• Exercise requirements
Filter the records below for the word "envolvendo". Copy each line that holds it.

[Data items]
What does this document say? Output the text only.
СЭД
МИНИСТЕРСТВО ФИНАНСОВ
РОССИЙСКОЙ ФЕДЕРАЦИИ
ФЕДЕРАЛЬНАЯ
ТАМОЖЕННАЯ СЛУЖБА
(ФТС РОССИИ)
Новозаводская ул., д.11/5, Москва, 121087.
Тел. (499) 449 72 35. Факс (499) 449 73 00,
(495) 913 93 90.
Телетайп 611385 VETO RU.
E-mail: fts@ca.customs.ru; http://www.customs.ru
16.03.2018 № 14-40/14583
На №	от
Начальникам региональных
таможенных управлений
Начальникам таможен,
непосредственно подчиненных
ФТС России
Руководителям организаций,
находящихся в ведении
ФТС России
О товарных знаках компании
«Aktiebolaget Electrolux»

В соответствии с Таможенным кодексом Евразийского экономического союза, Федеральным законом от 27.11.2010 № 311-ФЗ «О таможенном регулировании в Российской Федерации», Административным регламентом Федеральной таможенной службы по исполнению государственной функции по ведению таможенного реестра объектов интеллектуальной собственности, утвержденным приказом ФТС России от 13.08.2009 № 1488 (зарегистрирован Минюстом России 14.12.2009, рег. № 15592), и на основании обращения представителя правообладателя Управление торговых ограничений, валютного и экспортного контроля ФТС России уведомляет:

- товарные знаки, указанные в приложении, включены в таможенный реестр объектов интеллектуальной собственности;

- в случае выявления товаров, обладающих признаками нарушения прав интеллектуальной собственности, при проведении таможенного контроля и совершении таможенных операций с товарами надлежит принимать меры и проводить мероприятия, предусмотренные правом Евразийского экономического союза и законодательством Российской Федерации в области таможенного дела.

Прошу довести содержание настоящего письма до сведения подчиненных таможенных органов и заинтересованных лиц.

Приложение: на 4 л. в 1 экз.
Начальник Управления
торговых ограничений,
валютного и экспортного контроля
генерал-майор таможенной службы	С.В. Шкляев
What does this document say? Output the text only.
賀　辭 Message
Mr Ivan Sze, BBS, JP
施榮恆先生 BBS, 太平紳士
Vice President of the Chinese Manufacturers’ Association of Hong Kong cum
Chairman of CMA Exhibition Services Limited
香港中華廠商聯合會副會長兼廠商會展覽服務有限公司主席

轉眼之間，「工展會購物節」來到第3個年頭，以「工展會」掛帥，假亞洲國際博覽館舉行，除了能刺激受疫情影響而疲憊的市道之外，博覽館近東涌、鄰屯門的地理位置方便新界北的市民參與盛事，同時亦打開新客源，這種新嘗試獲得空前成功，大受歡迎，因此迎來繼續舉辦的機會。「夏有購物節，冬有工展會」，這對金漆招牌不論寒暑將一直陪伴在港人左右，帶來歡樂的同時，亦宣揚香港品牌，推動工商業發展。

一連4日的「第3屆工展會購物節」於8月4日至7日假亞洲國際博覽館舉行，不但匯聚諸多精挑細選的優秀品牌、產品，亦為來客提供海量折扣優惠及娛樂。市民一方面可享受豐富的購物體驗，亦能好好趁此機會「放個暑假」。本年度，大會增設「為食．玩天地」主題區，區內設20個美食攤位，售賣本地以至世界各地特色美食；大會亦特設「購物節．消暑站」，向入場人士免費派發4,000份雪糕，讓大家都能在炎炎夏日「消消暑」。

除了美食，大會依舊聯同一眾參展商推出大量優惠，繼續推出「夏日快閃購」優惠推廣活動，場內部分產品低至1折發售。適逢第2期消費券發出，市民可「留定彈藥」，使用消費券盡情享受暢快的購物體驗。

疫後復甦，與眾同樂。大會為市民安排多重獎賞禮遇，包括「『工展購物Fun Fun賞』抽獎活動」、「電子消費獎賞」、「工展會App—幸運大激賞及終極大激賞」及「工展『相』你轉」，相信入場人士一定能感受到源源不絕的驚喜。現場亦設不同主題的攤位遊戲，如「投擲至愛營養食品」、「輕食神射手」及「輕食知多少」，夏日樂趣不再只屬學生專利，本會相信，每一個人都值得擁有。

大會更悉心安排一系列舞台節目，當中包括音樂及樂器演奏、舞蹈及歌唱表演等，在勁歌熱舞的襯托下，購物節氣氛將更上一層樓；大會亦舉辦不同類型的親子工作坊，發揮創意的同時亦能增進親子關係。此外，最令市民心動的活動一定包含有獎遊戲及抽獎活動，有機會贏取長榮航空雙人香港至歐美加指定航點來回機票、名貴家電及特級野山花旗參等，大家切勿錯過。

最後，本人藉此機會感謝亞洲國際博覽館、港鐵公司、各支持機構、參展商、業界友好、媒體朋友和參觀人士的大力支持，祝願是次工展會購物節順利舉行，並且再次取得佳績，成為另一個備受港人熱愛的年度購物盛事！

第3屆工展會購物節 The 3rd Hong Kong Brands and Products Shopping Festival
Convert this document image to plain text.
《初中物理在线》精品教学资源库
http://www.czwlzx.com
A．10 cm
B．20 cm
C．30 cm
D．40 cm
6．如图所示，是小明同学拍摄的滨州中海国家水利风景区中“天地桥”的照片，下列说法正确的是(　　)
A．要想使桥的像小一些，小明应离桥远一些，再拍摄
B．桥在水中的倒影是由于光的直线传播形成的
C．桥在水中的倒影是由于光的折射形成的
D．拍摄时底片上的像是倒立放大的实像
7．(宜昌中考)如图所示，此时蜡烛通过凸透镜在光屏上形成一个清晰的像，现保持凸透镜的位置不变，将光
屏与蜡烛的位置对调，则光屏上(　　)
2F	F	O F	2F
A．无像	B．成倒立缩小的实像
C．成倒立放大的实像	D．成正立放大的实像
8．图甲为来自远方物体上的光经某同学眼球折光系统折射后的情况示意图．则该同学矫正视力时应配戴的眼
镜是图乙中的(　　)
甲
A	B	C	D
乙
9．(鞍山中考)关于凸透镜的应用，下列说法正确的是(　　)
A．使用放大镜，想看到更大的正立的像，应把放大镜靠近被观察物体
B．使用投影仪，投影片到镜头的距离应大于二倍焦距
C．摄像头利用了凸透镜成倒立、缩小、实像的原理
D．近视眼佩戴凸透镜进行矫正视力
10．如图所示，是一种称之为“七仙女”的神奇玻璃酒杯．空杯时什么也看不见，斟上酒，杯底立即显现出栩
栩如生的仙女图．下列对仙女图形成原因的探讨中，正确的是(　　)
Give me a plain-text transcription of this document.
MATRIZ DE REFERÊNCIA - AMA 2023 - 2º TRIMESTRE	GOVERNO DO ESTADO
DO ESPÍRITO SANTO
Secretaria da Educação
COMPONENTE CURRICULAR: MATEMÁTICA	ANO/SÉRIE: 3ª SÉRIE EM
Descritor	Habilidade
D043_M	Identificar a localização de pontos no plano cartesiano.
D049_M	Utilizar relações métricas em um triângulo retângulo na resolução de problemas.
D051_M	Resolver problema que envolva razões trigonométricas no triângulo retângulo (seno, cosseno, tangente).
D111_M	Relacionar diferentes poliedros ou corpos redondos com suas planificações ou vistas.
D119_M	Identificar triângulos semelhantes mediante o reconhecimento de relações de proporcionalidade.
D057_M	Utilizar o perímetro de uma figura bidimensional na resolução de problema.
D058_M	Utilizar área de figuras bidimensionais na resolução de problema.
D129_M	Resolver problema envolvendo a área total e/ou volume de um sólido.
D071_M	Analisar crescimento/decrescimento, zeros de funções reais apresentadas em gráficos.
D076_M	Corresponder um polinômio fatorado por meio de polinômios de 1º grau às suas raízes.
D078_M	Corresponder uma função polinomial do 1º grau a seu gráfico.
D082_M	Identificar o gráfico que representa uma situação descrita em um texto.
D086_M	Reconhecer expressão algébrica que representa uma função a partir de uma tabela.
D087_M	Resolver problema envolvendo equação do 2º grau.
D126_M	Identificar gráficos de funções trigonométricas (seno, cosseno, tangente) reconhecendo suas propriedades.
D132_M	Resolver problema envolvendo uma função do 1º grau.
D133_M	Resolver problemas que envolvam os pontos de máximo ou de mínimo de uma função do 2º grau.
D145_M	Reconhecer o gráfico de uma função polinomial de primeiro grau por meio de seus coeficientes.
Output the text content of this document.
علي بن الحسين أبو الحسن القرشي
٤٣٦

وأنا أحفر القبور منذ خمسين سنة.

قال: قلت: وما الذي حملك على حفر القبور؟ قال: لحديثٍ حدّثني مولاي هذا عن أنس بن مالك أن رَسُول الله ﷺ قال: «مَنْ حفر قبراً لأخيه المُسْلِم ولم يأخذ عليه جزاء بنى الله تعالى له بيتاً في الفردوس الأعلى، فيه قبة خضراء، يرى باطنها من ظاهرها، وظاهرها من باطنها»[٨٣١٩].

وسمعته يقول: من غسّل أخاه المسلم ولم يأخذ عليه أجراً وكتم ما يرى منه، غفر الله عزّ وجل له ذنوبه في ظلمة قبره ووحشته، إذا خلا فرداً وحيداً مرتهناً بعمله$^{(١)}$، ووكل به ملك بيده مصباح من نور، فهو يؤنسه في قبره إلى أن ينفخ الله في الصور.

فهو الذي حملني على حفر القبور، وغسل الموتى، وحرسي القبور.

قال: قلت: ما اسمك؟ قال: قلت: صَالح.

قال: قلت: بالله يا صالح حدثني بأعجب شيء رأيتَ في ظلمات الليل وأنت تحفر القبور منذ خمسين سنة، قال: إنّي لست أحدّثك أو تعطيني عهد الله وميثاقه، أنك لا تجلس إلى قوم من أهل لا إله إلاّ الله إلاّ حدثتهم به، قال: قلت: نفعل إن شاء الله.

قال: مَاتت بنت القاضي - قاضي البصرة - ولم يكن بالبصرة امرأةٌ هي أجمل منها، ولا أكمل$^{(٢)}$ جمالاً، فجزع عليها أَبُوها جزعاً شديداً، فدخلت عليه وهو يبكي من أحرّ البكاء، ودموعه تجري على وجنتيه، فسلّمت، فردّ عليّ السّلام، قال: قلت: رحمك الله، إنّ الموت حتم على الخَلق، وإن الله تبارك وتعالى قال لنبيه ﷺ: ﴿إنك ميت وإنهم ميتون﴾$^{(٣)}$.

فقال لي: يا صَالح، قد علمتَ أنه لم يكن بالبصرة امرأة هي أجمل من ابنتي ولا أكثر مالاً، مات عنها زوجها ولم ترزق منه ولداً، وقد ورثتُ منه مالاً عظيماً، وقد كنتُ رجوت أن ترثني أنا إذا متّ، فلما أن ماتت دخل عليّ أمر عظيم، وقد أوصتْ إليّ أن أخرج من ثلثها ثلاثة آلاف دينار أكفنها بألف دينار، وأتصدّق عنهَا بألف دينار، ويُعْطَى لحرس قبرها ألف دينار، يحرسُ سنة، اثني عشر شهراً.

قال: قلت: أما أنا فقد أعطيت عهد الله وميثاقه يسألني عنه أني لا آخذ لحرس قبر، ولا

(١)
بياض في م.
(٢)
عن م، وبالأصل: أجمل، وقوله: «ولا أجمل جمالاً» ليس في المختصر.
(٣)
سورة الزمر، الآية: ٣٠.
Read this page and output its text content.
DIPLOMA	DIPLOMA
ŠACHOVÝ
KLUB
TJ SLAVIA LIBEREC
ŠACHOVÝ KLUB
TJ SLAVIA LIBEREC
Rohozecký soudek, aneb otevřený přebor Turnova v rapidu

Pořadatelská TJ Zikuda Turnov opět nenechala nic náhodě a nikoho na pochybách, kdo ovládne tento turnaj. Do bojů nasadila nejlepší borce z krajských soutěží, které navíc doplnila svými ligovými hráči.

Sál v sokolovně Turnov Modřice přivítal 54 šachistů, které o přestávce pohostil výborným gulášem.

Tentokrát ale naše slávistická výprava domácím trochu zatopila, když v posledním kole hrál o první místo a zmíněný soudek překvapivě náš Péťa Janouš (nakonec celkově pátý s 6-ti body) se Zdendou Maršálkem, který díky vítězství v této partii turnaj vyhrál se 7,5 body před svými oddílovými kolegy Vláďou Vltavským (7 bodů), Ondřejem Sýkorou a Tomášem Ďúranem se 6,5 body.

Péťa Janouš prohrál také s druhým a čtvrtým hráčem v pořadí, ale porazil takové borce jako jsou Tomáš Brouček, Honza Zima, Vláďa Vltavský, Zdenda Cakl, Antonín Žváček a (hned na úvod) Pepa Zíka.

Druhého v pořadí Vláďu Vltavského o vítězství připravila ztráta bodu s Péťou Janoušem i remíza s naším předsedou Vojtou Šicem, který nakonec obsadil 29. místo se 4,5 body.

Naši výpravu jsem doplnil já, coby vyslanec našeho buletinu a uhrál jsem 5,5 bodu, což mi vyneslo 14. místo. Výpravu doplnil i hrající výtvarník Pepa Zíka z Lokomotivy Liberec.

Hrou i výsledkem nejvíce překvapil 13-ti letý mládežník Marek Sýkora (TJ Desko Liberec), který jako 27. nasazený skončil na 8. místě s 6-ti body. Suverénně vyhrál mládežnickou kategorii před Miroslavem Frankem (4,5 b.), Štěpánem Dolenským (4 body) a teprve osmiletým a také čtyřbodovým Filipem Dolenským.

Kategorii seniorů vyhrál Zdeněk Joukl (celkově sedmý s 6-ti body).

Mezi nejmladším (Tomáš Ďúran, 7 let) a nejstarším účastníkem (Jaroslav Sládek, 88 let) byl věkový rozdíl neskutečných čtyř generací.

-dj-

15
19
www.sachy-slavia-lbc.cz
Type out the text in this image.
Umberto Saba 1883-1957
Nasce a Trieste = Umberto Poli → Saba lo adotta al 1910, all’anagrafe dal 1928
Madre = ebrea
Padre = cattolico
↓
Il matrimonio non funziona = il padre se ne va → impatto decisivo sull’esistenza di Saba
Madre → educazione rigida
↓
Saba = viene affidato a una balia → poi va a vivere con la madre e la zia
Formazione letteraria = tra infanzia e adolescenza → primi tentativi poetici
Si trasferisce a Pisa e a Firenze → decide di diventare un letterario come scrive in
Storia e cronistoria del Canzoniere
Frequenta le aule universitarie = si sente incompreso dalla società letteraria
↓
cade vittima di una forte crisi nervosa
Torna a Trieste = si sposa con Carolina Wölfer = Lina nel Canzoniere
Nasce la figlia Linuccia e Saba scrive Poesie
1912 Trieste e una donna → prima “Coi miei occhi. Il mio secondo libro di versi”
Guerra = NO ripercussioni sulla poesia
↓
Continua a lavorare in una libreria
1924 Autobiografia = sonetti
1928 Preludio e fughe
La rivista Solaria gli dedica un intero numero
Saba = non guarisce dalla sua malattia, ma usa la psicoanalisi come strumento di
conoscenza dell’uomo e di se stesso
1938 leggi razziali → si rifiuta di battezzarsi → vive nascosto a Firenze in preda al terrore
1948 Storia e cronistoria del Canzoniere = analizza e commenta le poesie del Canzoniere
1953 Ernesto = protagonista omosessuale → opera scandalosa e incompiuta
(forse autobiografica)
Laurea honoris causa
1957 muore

• Expected output
D129_M	Resolver problema envolvendo a área total e/ou volume de um sólido.
D087_M	Resolver problema envolvendo equação do 2º grau.
D132_M	Resolver problema envolvendo uma função do 1º grau.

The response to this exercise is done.